As a compensation, Lawrence Aba was granted with a right of inheritance the whole territory of the ispánate of Locsmánd (Luchman, today Lutzmannsburg), located in Sopron County along the border with Austria, and its accessories, including the fortified castle of Lánzsér (present-day Landsee, part of Markt Sankt Martin in Austria) by Béla IV on the occasion of two royal donation letters in 1263. Formerly, the lordship of Locsmánd had belonged to Nicholas Szák, before it returned to the Crown after the death of Nicholas' son sometime before 1250. Béla's first document (exact date is unknown) also assigned the local castle folks and the royal castle warriors (with their lands), with the same privileges and services to the new landowner Lawrence. Accordingly, the castle warriors were free to leave military service but, in this case, they were obliged to leave their lands behind. However the king issued a second document on 17 December 1263, in which he excluded the lands of the local nobility and castle warriors from the donation to Lawrence. According to historian Gyula Kristó, the resistance of the local castle warriors, who refused to give up their privileges, was behind the difference between the texts of the two royal charters. Following their firm stance, Béla IV reviewed and reduced the amount of donation in his second royal charter. The borders of Lawrence's acquired lands were determined by Herbord Osl, who acted as pristaldus (royal commissioner or "bailiff") on behalf of Béla. In addition to the castle of Lánzsér, which became Lawrence's permanent seat thereafter, the villages of Lók, Nyék, Derecske, Récény, Haracsony, Dobornya and Nyujtál (Unterfrauenhaid, Neckenmarkt, Draßmarkt, Ritzing, Horitschon, Raiding and Neutal in modern-day Austria, respectively), among others, also belonged to the Locsmánd lordship. Lawrence bought a manor house in Nyék, which became his second residence, therefore his family was also called with the surname "Nyéki" in the contemporary documents.

The deteriorating relationship between King Béla and his son caused a civil war lasting until 1266. Lawrence supported Béla IV in the conflict, but did not play an active role in the subsequent military campaigns. After Stephen's victory, a new treaty confirmed the division of the country along the Danube. Lawrence Aba obtained the right of patronage of the Cistercian Klostermarienberg Abbey (Borsmonostor, today part of Mannersdorf an der Rabnitz, Austria) from Béla IV in 1268. A certain Peter, burgher of Sopron complained to the monarch in the next year that Lawrence, as ispán of the county, unlawfully usurped and retook the estate of Dag from him, despite the fact that Peter had received it as a royal privilege from Béla before that.

(Stored items)
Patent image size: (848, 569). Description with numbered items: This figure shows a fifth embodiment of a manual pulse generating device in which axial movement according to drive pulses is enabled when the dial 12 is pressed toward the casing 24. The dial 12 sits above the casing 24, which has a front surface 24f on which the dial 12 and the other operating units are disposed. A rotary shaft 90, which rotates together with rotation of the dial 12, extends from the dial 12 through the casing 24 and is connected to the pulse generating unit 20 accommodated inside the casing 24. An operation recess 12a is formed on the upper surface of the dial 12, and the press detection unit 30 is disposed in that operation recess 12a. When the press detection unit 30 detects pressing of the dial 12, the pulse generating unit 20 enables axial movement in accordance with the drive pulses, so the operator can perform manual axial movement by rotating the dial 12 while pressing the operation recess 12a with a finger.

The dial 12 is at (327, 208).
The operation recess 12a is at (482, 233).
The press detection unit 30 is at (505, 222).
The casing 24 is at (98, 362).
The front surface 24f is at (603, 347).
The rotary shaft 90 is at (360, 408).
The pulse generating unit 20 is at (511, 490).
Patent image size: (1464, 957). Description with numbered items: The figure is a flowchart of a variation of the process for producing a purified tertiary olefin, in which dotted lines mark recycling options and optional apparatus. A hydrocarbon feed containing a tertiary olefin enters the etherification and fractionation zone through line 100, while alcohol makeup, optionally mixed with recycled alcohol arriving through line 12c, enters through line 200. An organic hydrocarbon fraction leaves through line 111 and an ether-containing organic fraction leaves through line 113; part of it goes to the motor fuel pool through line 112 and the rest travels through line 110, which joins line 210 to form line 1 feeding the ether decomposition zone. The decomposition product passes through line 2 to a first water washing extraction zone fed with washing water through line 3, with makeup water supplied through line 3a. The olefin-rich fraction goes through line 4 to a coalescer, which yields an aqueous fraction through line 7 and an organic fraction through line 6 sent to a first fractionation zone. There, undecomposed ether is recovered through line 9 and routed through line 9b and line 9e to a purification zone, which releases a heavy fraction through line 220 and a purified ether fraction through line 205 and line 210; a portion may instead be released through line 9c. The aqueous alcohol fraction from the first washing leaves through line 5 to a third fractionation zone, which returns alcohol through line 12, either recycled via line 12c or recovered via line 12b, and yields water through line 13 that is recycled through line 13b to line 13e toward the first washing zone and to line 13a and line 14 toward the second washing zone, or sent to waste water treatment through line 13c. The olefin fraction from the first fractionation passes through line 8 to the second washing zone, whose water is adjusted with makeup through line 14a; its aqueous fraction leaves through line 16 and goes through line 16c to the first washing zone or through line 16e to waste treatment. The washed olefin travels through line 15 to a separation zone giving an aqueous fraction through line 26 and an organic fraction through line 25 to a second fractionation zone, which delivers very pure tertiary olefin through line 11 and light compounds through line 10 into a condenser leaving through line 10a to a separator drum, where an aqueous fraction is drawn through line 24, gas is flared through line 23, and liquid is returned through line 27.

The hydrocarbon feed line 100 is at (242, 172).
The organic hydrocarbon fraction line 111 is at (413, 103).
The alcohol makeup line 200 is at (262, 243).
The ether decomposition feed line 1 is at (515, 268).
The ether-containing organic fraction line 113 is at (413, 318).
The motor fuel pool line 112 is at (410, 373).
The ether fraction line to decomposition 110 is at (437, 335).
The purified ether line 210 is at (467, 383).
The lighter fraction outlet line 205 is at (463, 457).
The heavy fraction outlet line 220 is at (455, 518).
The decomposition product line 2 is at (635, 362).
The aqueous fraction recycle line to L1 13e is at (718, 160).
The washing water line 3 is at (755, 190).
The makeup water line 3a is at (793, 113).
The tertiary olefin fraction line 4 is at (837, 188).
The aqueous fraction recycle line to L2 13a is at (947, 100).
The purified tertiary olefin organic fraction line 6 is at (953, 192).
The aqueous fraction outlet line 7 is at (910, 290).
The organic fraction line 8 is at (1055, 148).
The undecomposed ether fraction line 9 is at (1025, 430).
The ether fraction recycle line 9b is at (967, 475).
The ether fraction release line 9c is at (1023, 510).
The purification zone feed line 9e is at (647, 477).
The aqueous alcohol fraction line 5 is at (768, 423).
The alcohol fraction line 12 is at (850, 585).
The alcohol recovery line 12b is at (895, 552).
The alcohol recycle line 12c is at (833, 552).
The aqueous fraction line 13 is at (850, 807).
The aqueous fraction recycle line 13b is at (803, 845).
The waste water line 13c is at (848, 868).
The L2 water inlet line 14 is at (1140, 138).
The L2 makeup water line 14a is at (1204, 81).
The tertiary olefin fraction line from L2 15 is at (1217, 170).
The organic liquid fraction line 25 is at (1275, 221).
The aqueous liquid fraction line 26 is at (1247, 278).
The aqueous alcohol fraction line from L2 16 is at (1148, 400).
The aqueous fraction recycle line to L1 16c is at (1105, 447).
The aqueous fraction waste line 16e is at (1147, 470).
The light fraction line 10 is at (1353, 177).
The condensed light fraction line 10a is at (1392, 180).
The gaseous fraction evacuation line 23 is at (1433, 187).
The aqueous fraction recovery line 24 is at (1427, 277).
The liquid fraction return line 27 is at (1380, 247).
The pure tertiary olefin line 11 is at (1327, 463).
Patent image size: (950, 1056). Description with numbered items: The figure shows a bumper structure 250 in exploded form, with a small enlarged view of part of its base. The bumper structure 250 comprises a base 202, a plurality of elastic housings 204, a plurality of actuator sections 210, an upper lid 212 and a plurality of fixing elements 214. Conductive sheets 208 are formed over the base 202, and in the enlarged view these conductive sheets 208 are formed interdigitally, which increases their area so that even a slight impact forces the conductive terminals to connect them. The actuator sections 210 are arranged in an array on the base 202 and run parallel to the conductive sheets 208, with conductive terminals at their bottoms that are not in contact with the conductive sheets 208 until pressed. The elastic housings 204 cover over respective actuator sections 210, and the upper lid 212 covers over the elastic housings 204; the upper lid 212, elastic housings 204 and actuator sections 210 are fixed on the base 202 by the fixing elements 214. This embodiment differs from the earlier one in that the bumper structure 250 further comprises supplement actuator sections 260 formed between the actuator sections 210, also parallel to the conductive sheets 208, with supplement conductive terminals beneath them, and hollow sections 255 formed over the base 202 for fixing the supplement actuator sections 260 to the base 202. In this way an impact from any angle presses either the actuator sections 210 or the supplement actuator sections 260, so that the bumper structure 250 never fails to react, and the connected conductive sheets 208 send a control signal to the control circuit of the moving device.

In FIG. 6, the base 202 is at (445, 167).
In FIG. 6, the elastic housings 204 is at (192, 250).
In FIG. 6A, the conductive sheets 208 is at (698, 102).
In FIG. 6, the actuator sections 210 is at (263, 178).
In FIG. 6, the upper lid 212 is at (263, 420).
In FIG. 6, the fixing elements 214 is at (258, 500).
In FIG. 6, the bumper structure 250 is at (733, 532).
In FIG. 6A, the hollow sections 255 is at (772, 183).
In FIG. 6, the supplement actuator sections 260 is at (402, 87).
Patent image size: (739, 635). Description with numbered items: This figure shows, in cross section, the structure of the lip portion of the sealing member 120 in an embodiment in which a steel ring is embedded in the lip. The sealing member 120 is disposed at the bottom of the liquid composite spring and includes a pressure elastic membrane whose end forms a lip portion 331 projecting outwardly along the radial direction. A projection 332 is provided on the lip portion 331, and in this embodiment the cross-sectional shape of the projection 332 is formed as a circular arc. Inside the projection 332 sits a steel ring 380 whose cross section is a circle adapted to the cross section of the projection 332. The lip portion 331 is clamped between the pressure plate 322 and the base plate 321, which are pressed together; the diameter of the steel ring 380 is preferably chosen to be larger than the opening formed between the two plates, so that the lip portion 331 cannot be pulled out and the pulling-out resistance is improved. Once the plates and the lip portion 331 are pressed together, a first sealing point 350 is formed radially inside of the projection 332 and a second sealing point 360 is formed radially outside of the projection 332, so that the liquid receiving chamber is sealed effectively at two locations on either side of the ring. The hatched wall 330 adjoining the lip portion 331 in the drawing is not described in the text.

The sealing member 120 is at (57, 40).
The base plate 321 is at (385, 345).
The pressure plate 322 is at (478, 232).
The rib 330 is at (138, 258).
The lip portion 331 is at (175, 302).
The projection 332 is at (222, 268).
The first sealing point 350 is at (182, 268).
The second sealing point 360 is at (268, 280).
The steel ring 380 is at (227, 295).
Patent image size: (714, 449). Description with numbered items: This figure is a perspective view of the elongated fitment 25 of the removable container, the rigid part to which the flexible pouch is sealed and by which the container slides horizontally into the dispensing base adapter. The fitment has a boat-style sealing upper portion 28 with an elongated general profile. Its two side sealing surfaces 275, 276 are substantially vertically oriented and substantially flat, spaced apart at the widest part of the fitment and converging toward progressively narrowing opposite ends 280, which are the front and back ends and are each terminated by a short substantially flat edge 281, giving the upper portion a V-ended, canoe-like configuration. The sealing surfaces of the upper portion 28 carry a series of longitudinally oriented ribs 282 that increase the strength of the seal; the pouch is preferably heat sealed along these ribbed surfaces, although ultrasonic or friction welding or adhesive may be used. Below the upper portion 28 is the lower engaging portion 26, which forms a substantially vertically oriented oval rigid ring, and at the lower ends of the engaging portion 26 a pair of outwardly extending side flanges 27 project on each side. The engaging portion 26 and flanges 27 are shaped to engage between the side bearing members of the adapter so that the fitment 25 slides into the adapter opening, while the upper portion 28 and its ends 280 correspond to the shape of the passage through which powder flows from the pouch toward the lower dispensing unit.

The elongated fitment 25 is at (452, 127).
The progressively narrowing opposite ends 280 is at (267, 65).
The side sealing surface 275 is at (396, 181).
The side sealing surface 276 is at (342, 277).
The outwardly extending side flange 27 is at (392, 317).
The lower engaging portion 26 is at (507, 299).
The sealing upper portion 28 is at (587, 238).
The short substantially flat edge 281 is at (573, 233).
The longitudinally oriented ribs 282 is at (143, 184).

## Problems to solve
• 1. In the Lawrence Aba excerpt, who determined the borders of the lands Lawrence acquired?
• 2. Decide whether each statement agrees with the Lawrence Aba excerpt: (a) Lawrence played an active role in the military campaigns of the civil war. (b) The castle of Lánzsér became Lawrence's permanent seat. (c) Béla IV issued his second document on 17 December 1263. Answer yes or no for each, quoting the deciding words.
• 3. Extend the Lawrence Aba excerpt, picking up after its final sentence.
Nothing in the records is needed for this work.

## Set of answers
• 1. Herbord Osl, acting as pristaldus on behalf of Béla IV.

• 2.
(a) No: "Lawrence supported Béla IV in the conflict, but did not play an active role in the subsequent military campaigns."
(b) Yes: "the castle of Lánzsér, which became Lawrence's permanent seat thereafter"
(c) Yes: "the king issued a second document on 17 December 1263"

• 3.
==Exile and return==
Béla IV died on 3 May 1270. His daughter, Anna, Duchess of Macsó, who was a key opponent of his brother Stephen during the 1260s conflict, seized the royal treasury and fled to Bohemia. Stephen arrived to Buda for the coronation within days. He reorganized the royal council and nominated his own partisans to the highest offices; Lawrence Aba was replaced as Master of the stewards by the new monarch's faithful partisan, Peter Csák. Lawrence was also dismissed from his office of ispán of Sopron County after (at least) 13 years. He was succeeded by Palatine Mojs in this position. Soon, he also lost his right of patronage of the Klostermarienberg Abbey in favour of brothers Demetrius and Michael Rosd. Initially, Lawrence swore loyalty to the new monarch despite his fall from grace. He still stayed in Hungary even after Stephen's coronation, when a certain Thomas, one of his servants handed over a portion of Nyujtál on behalf of his lord to certain local caste warriors in exchange for their military service.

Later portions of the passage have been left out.